# Records supplied
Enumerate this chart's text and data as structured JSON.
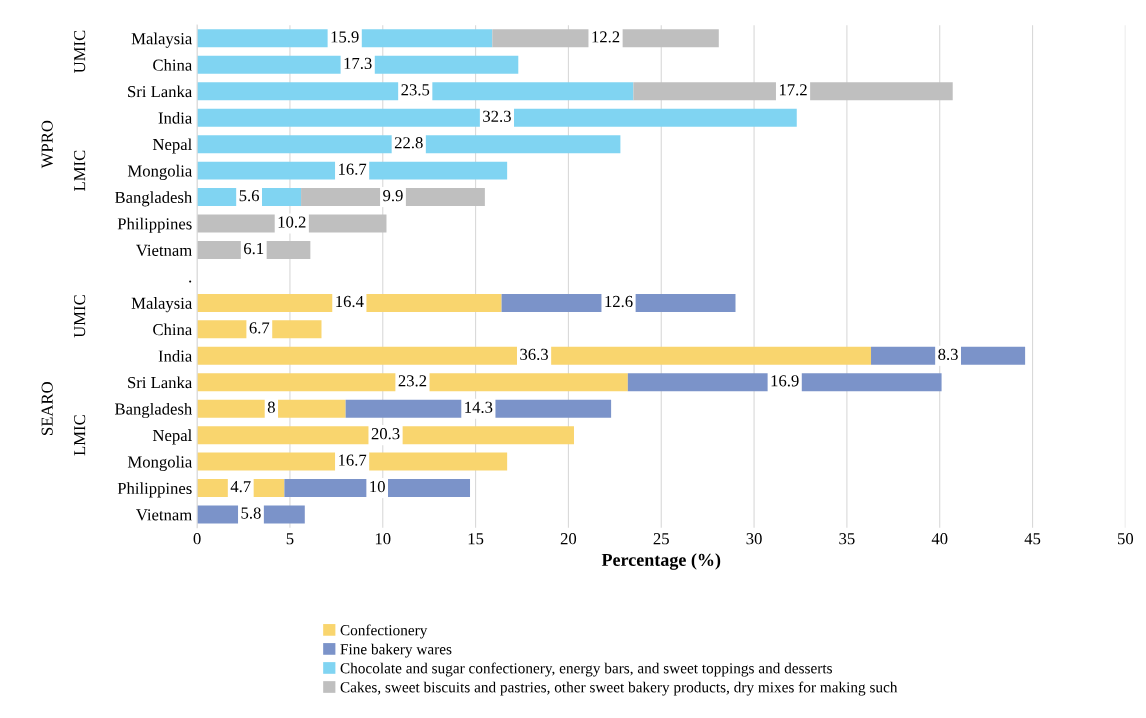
{
  "chart_data": {
    "type": "bar",
    "orientation": "horizontal",
    "stacked": true,
    "xlabel": "Percentage (%)",
    "categories": [
      "Malaysia",
      "China",
      "Sri Lanka",
      "India",
      "Nepal",
      "Mongolia",
      "Bangladesh",
      "Philippines",
      "Vietnam",
      ".",
      "Malaysia",
      "China",
      "India",
      "Sri Lanka",
      "Bangladesh",
      "Nepal",
      "Mongolia",
      "Philippines",
      "Vietnam"
    ],
    "series": [
      {
        "name": "Confectionery",
        "color": "#f9d56e",
        "values": [
          null,
          null,
          null,
          null,
          null,
          null,
          null,
          null,
          null,
          null,
          16.4,
          6.7,
          36.3,
          23.2,
          8,
          20.3,
          16.7,
          4.7,
          null
        ]
      },
      {
        "name": "Fine bakery wares",
        "color": "#7b93c9",
        "values": [
          null,
          null,
          null,
          null,
          null,
          null,
          null,
          null,
          null,
          null,
          12.6,
          null,
          8.3,
          16.9,
          14.3,
          null,
          null,
          10,
          5.8
        ]
      },
      {
        "name": "Chocolate and sugar confectionery, energy bars, and sweet toppings and desserts",
        "color": "#80d4f2",
        "values": [
          15.9,
          17.3,
          23.5,
          32.3,
          22.8,
          16.7,
          5.6,
          null,
          null,
          null,
          null,
          null,
          null,
          null,
          null,
          null,
          null,
          null,
          null
        ]
      },
      {
        "name": "Cakes, sweet biscuits and pastries, other sweet bakery products, dry mixes for making such",
        "color": "#bfbfbf",
        "values": [
          12.2,
          null,
          17.2,
          null,
          null,
          null,
          9.9,
          10.2,
          6.1,
          null,
          null,
          null,
          null,
          null,
          null,
          null,
          null,
          null,
          null
        ]
      }
    ],
    "xlim": [
      0,
      50
    ],
    "xticks": [
      0,
      5,
      10,
      15,
      20,
      25,
      30,
      35,
      40,
      45,
      50
    ],
    "grid": "x",
    "legend": "bottom",
    "data_labels": true,
    "annotations": [
      "WPRO",
      "UMIC",
      "LMIC",
      "SEARO",
      "UMIC",
      "LMIC"
    ]
  }
}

# Exercise
Reproduce all of the entries word for word, skipping any pictures they hold.

# Solution
Enumerate this chart's text and data as structured JSON.
{
  "chart_data": {
    "type": "bar",
    "orientation": "horizontal",
    "stacked": true,
    "xlabel": "Percentage (%)",
    "categories": [
      "Malaysia",
      "China",
      "Sri Lanka",
      "India",
      "Nepal",
      "Mongolia",
      "Bangladesh",
      "Philippines",
      "Vietnam",
      ".",
      "Malaysia",
      "China",
      "India",
      "Sri Lanka",
      "Bangladesh",
      "Nepal",
      "Mongolia",
      "Philippines",
      "Vietnam"
    ],
    "series": [
      {
        "name": "Confectionery",
        "color": "#f9d56e",
        "values": [
          null,
          null,
          null,
          null,
          null,
          null,
          null,
          null,
          null,
          null,
          16.4,
          6.7,
          36.3,
          23.2,
          8,
          20.3,
          16.7,
          4.7,
          null
        ]
      },
      {
        "name": "Fine bakery wares",
        "color": "#7b93c9",
        "values": [
          null,
          null,
          null,
          null,
          null,
          null,
          null,
          null,
          null,
          null,
          12.6,
          null,
          8.3,
          16.9,
          14.3,
          null,
          null,
          10,
          5.8
        ]
      },
      {
        "name": "Chocolate and sugar confectionery, energy bars, and sweet toppings and desserts",
        "color": "#80d4f2",
        "values": [
          15.9,
          17.3,
          23.5,
          32.3,
          22.8,
          16.7,
          5.6,
          null,
          null,
          null,
          null,
          null,
          null,
          null,
          null,
          null,
          null,
          null,
          null
        ]
      },
      {
        "name": "Cakes, sweet biscuits and pastries, other sweet bakery products, dry mixes for making such",
        "color": "#bfbfbf",
        "values": [
          12.2,
          null,
          17.2,
          null,
          null,
          null,
          9.9,
          10.2,
          6.1,
          null,
          null,
          null,
          null,
          null,
          null,
          null,
          null,
          null,
          null
        ]
      }
    ],
    "xlim": [
      0,
      50
    ],
    "xticks": [
      0,
      5,
      10,
      15,
      20,
      25,
      30,
      35,
      40,
      45,
      50
    ],
    "grid": "x",
    "legend": "bottom",
    "data_labels": true,
    "annotations": [
      "WPRO",
      "UMIC",
      "LMIC",
      "SEARO",
      "UMIC",
      "LMIC"
    ]
  }
}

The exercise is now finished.